(Data extract)
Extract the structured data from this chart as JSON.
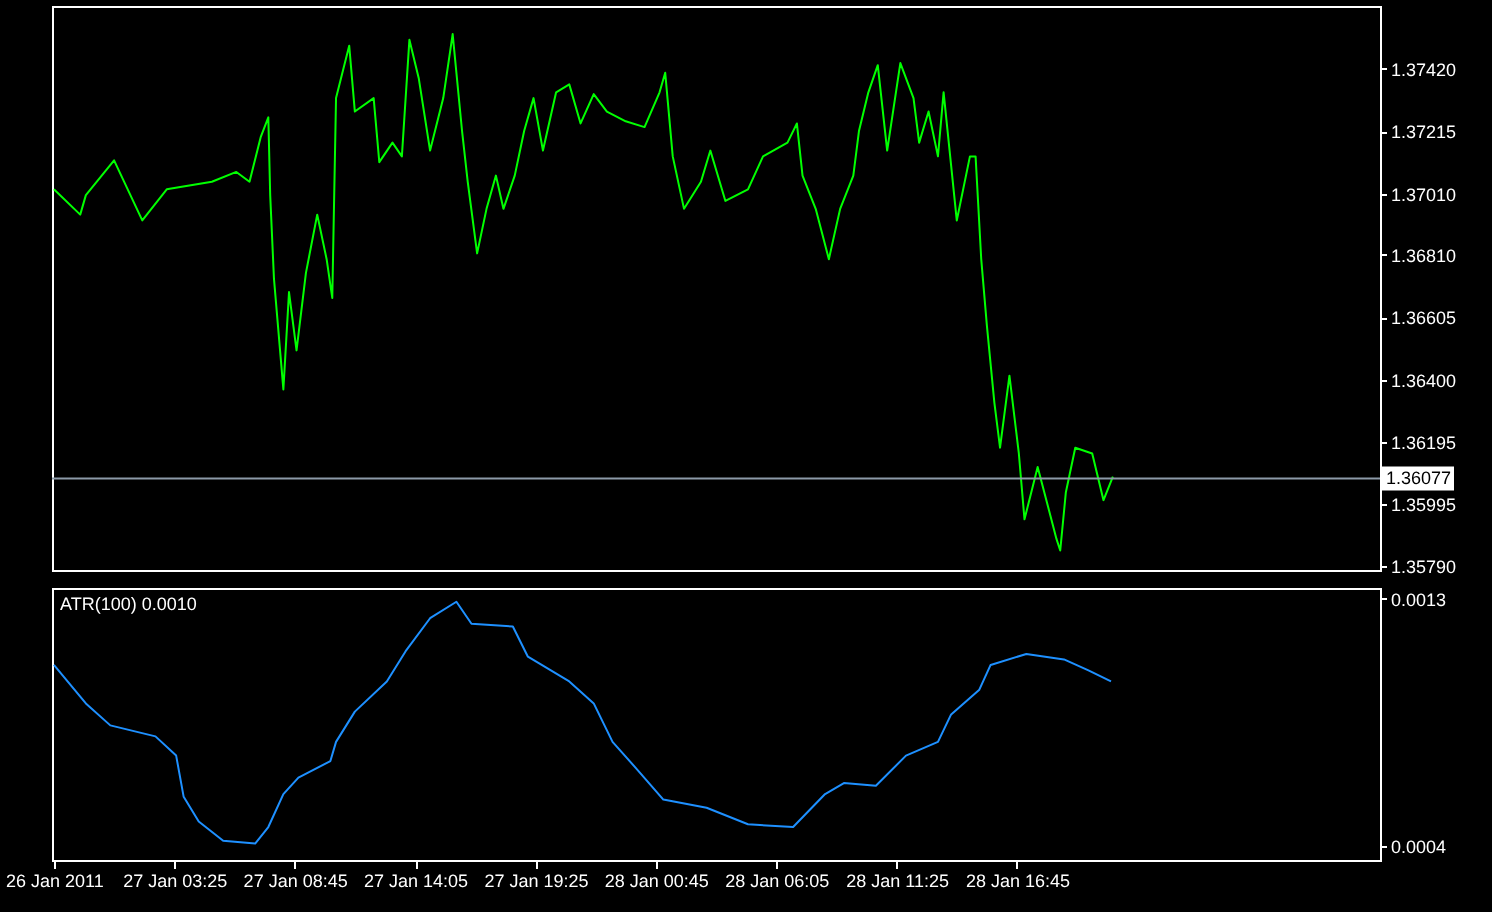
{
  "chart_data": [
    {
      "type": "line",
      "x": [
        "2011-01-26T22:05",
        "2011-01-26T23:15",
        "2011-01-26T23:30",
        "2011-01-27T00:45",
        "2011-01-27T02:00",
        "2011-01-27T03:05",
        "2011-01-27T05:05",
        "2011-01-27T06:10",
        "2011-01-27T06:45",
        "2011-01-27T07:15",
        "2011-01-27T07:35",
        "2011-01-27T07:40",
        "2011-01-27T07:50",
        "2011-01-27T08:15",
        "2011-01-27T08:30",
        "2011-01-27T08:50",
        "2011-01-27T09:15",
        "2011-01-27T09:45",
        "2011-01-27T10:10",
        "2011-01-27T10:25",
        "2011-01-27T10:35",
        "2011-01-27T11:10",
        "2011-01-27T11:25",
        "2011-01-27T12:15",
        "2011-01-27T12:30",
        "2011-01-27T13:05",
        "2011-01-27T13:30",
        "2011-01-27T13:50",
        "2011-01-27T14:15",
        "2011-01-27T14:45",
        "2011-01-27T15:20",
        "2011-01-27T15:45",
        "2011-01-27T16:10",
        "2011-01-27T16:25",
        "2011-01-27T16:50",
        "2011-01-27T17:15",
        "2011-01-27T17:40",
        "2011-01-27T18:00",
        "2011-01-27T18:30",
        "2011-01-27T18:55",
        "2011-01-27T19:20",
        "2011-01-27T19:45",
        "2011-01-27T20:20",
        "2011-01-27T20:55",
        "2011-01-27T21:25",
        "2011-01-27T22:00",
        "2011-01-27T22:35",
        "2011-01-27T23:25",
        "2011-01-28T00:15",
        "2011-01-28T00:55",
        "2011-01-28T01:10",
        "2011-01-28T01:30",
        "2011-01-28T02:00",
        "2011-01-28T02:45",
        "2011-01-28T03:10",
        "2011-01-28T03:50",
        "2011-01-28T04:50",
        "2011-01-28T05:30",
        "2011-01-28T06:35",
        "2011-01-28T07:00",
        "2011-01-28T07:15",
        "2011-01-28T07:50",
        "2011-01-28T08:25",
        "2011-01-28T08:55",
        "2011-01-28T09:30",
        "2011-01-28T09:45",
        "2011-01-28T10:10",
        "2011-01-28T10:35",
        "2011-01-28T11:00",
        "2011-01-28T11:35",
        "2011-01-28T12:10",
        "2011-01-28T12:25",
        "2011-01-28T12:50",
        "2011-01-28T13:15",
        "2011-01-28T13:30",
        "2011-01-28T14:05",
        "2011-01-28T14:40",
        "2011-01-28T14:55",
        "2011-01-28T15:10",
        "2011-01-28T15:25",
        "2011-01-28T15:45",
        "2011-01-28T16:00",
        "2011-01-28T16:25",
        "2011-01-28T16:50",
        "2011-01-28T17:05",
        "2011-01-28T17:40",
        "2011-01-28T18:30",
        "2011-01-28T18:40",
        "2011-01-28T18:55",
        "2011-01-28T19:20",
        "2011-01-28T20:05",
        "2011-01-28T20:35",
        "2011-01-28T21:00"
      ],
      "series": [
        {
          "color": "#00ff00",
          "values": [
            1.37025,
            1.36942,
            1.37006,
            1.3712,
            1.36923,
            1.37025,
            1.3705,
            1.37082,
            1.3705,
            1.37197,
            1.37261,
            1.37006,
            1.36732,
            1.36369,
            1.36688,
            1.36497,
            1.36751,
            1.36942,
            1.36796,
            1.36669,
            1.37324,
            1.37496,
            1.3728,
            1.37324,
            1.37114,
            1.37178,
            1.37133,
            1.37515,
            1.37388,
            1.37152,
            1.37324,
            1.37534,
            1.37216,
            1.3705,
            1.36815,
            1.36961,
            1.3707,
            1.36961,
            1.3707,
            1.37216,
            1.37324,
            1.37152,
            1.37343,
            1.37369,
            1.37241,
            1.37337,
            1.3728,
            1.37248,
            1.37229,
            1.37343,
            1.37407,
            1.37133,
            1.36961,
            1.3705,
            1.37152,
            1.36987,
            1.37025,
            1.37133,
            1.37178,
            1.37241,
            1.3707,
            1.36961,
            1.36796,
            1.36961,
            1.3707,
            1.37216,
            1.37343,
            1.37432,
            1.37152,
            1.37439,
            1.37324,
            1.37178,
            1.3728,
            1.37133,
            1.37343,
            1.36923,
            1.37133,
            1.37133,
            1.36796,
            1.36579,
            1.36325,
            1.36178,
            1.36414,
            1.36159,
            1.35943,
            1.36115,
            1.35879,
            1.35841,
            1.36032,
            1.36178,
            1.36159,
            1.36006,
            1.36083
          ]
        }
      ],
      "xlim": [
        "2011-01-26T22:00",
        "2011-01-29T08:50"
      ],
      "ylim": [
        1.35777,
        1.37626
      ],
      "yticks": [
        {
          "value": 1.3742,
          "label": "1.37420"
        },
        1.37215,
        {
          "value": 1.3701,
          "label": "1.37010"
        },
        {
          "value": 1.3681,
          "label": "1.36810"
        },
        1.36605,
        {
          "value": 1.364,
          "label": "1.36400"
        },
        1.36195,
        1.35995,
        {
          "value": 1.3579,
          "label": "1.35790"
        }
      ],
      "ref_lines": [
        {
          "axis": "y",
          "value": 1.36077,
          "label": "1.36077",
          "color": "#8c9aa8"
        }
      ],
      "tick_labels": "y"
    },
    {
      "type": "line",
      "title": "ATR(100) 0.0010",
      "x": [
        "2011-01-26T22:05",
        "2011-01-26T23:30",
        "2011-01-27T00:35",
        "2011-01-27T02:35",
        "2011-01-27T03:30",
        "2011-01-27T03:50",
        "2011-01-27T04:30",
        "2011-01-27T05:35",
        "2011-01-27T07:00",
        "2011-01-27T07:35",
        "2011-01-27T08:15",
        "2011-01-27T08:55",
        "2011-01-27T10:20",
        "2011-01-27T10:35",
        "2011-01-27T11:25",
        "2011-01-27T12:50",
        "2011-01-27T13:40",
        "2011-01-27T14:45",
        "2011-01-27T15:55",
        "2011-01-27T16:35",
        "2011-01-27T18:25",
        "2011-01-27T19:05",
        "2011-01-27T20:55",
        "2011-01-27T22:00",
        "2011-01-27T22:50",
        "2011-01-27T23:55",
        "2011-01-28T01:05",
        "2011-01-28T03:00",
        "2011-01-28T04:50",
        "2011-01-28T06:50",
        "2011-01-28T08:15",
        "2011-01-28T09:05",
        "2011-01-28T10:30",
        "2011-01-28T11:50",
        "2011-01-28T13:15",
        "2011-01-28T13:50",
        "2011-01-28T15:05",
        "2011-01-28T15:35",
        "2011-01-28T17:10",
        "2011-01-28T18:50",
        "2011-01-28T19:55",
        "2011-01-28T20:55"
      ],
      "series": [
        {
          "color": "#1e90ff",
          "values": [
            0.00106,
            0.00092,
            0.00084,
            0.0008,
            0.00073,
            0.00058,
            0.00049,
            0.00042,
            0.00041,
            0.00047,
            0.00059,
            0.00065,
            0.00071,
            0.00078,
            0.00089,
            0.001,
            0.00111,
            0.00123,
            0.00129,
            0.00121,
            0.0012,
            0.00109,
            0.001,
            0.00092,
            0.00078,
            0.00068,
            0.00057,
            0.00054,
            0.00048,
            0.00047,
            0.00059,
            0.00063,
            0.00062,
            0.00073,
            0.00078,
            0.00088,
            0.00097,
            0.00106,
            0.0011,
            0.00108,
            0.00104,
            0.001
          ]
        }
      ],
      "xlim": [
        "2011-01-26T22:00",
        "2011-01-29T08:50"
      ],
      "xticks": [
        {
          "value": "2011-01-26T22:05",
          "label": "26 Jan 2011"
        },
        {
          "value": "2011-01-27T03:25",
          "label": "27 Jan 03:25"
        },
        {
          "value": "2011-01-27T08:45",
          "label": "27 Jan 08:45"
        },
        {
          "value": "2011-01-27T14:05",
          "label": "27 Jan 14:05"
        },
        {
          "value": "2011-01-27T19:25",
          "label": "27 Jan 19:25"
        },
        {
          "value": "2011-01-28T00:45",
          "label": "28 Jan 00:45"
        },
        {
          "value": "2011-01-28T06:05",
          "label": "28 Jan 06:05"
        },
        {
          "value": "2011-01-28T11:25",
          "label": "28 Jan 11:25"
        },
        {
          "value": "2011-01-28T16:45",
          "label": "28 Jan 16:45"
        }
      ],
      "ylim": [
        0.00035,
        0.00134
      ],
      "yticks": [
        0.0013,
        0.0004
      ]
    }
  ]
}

(Task statement)
Gather each line in the entries above where the string "color" is found.

(Written response)
          "color": "#00ff00",
          "color": "#8c9aa8"
          "color": "#1e90ff",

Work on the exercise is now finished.